++++ Input for this task

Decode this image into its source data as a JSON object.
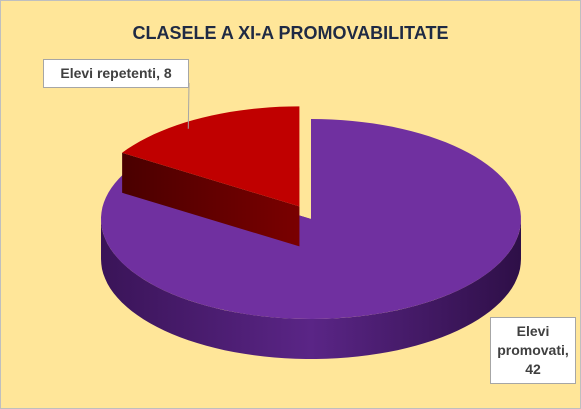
{
  "chart_data": {
    "type": "pie",
    "title": "CLASELE A XI-A PROMOVABILITATE",
    "categories": [
      "Elevi repetenti",
      "Elevi promovati"
    ],
    "values": [
      8,
      42
    ],
    "value_labels": [
      "Elevi repetenti, 8",
      "Elevi promovati, 42"
    ],
    "colors": [
      "#c00000",
      "#7030a0"
    ]
  }
}
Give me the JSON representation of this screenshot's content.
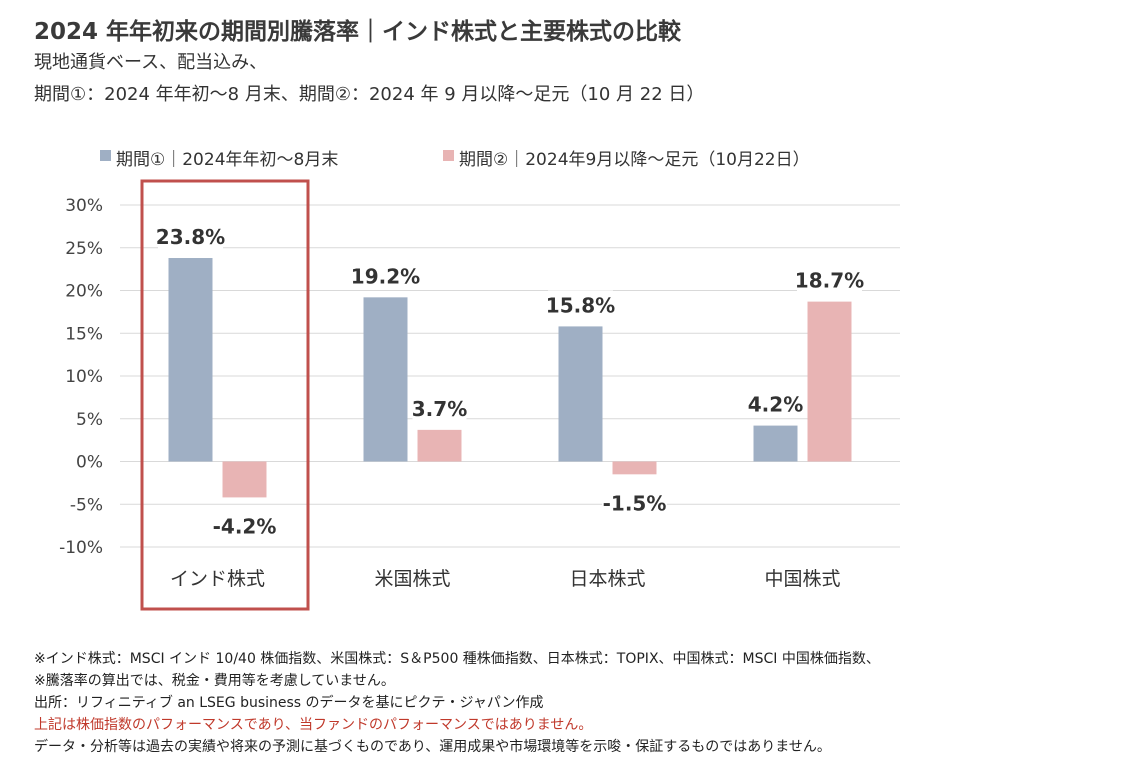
{
  "header": {
    "title": "2024 年年初来の期間別騰落率｜インド株式と主要株式の比較",
    "subtitle_line1": "現地通貨ベース、配当込み、",
    "subtitle_line2": "期間①：2024 年年初～8 月末、期間②：2024 年 9 月以降～足元（10 月 22 日）"
  },
  "chart_data": {
    "type": "bar",
    "categories": [
      "インド株式",
      "米国株式",
      "日本株式",
      "中国株式"
    ],
    "series": [
      {
        "name": "期間①｜2024年年初～8月末",
        "values": [
          23.8,
          19.2,
          15.8,
          4.2
        ],
        "labels": [
          "23.8%",
          "19.2%",
          "15.8%",
          "4.2%"
        ],
        "color": "#9fafc4"
      },
      {
        "name": "期間②｜2024年9月以降～足元（10月22日）",
        "values": [
          -4.2,
          3.7,
          -1.5,
          18.7
        ],
        "labels": [
          "-4.2%",
          "3.7%",
          "-1.5%",
          "18.7%"
        ],
        "color": "#e8b4b4"
      }
    ],
    "ylim": [
      -10,
      30
    ],
    "yticks": [
      30,
      25,
      20,
      15,
      10,
      5,
      0,
      -5,
      -10
    ],
    "ytick_labels": [
      "30%",
      "25%",
      "20%",
      "15%",
      "10%",
      "5%",
      "0%",
      "-5%",
      "-10%"
    ],
    "grid": true,
    "legend_position": "top",
    "highlight_category": "インド株式",
    "highlight_color": "#c0504d",
    "xlabel": "",
    "ylabel": ""
  },
  "footnotes": {
    "line1": "※インド株式：MSCI インド 10/40 株価指数、米国株式：S＆P500 種株価指数、日本株式：TOPIX、中国株式：MSCI 中国株価指数、",
    "line2": "※騰落率の算出では、税金・費用等を考慮していません。",
    "line3": "出所：リフィニティブ an LSEG business のデータを基にピクテ・ジャパン作成",
    "line4": "上記は株価指数のパフォーマンスであり、当ファンドのパフォーマンスではありません。",
    "line5": "データ・分析等は過去の実績や将来の予測に基づくものであり、運用成果や市場環境等を示唆・保証するものではありません。",
    "warning_color": "#c0392b"
  }
}
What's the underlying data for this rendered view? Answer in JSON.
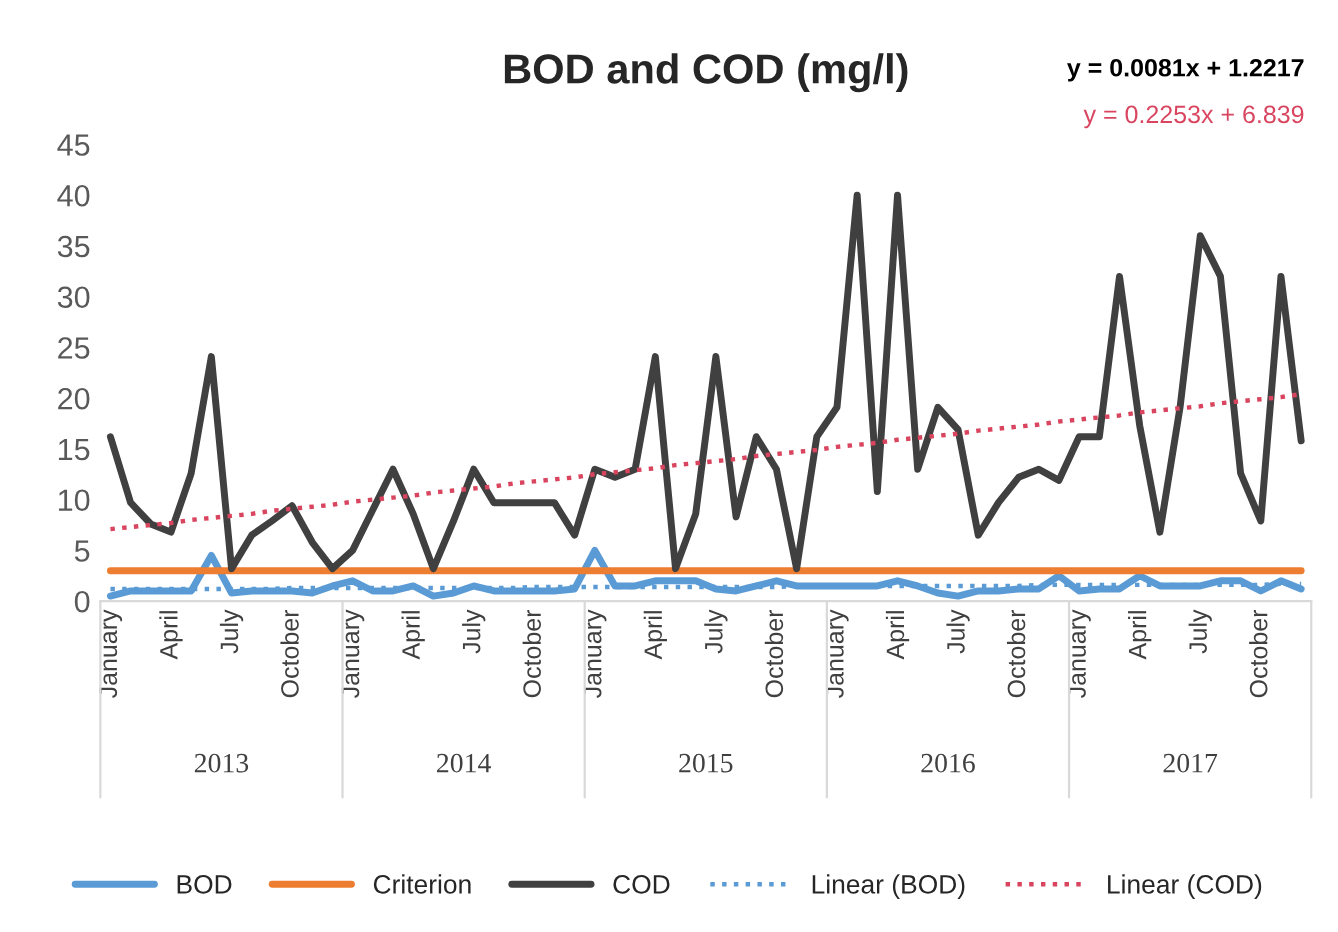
{
  "chart_data": {
    "type": "line",
    "title": "BOD and COD (mg/l)",
    "categories": [
      "January",
      null,
      null,
      "April",
      null,
      null,
      "July",
      null,
      null,
      "October",
      null,
      null,
      "January",
      null,
      null,
      "April",
      null,
      null,
      "July",
      null,
      null,
      "October",
      null,
      null,
      "January",
      null,
      null,
      "April",
      null,
      null,
      "July",
      null,
      null,
      "October",
      null,
      null,
      "January",
      null,
      null,
      "April",
      null,
      null,
      "July",
      null,
      null,
      "October",
      null,
      null,
      "January",
      null,
      null,
      "April",
      null,
      null,
      "July",
      null,
      null,
      "October",
      null,
      null
    ],
    "annotations": [
      "y = 0.0081x + 1.2217",
      "y = 0.2253x + 6.839",
      "2013",
      "2014",
      "2015",
      "2016",
      "2017"
    ],
    "ylim": [
      0,
      45
    ],
    "yticks": [
      0,
      5,
      10,
      15,
      20,
      25,
      30,
      35,
      40,
      45
    ],
    "grid": false,
    "legend": "bottom",
    "series": [
      {
        "name": "BOD",
        "color": "#5b9bd5",
        "values": [
          0.5,
          1,
          1,
          1,
          1,
          4.5,
          0.8,
          1,
          1,
          1,
          0.8,
          1.5,
          2,
          1,
          1,
          1.5,
          0.5,
          0.8,
          1.5,
          1,
          1,
          1,
          1,
          1.2,
          5,
          1.5,
          1.5,
          2,
          2,
          2,
          1.2,
          1,
          1.5,
          2,
          1.5,
          1.5,
          1.5,
          1.5,
          1.5,
          2,
          1.5,
          0.8,
          0.5,
          1,
          1,
          1.2,
          1.2,
          2.5,
          1,
          1.2,
          1.2,
          2.5,
          1.5,
          1.5,
          1.5,
          2,
          2,
          1,
          2,
          1.2
        ]
      },
      {
        "name": "Criterion",
        "color": "#ed7d31",
        "values": [
          3,
          3,
          3,
          3,
          3,
          3,
          3,
          3,
          3,
          3,
          3,
          3,
          3,
          3,
          3,
          3,
          3,
          3,
          3,
          3,
          3,
          3,
          3,
          3,
          3,
          3,
          3,
          3,
          3,
          3,
          3,
          3,
          3,
          3,
          3,
          3,
          3,
          3,
          3,
          3,
          3,
          3,
          3,
          3,
          3,
          3,
          3,
          3,
          3,
          3,
          3,
          3,
          3,
          3,
          3,
          3,
          3,
          3,
          3,
          3
        ]
      },
      {
        "name": "COD",
        "color": "#404040",
        "values": [
          16.2,
          9.7,
          7.6,
          6.8,
          12.6,
          24.1,
          3.2,
          6.5,
          7.9,
          9.4,
          5.8,
          3.2,
          5.0,
          9.0,
          13.0,
          8.6,
          3.2,
          7.9,
          13.0,
          9.7,
          9.7,
          9.7,
          9.7,
          6.5,
          13.0,
          12.2,
          13.0,
          24.1,
          3.2,
          8.6,
          24.1,
          8.3,
          16.2,
          13.0,
          3.2,
          16.2,
          19.1,
          40.0,
          10.8,
          40.0,
          13.0,
          19.1,
          16.9,
          6.5,
          9.7,
          12.2,
          13.0,
          11.9,
          16.2,
          16.2,
          32.0,
          17.3,
          6.8,
          19.1,
          36.0,
          32.0,
          12.6,
          7.9,
          32.0,
          15.8
        ]
      },
      {
        "name": "Linear (BOD)",
        "color": "#5b9bd5",
        "line_style": "dotted",
        "values": [
          1.2,
          1.2,
          1.2,
          1.2,
          1.2,
          1.2,
          1.2,
          1.2,
          1.2,
          1.3,
          1.3,
          1.3,
          1.3,
          1.3,
          1.3,
          1.3,
          1.3,
          1.3,
          1.3,
          1.3,
          1.3,
          1.4,
          1.4,
          1.4,
          1.4,
          1.4,
          1.4,
          1.4,
          1.4,
          1.4,
          1.4,
          1.4,
          1.4,
          1.4,
          1.5,
          1.5,
          1.5,
          1.5,
          1.5,
          1.5,
          1.5,
          1.5,
          1.5,
          1.5,
          1.5,
          1.5,
          1.6,
          1.6,
          1.6,
          1.6,
          1.6,
          1.6,
          1.6,
          1.6,
          1.6,
          1.6,
          1.6,
          1.6,
          1.7,
          1.7
        ]
      },
      {
        "name": "Linear (COD)",
        "color": "#d9455f",
        "line_style": "dotted",
        "values": [
          7.1,
          7.3,
          7.5,
          7.7,
          8.0,
          8.2,
          8.4,
          8.6,
          8.9,
          9.1,
          9.3,
          9.5,
          9.8,
          10.0,
          10.2,
          10.4,
          10.7,
          10.9,
          11.1,
          11.3,
          11.6,
          11.8,
          12.0,
          12.2,
          12.5,
          12.7,
          12.9,
          13.1,
          13.4,
          13.6,
          13.8,
          14.0,
          14.3,
          14.5,
          14.7,
          14.9,
          15.2,
          15.4,
          15.6,
          15.9,
          16.1,
          16.3,
          16.5,
          16.8,
          17.0,
          17.2,
          17.4,
          17.7,
          17.9,
          18.1,
          18.3,
          18.6,
          18.8,
          19.0,
          19.2,
          19.5,
          19.7,
          19.9,
          20.1,
          20.4
        ]
      }
    ]
  }
}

++++++++

Task requirements
Find the word "米国株式" in the entries, and copy every line it shows up in.

Written reply
      "米国株式",
    "line1": "※インド株式：MSCI インド 10/40 株価指数、米国株式：S＆P500 種株価指数、日本株式：TOPIX、中国株式：MSCI 中国株価指数、",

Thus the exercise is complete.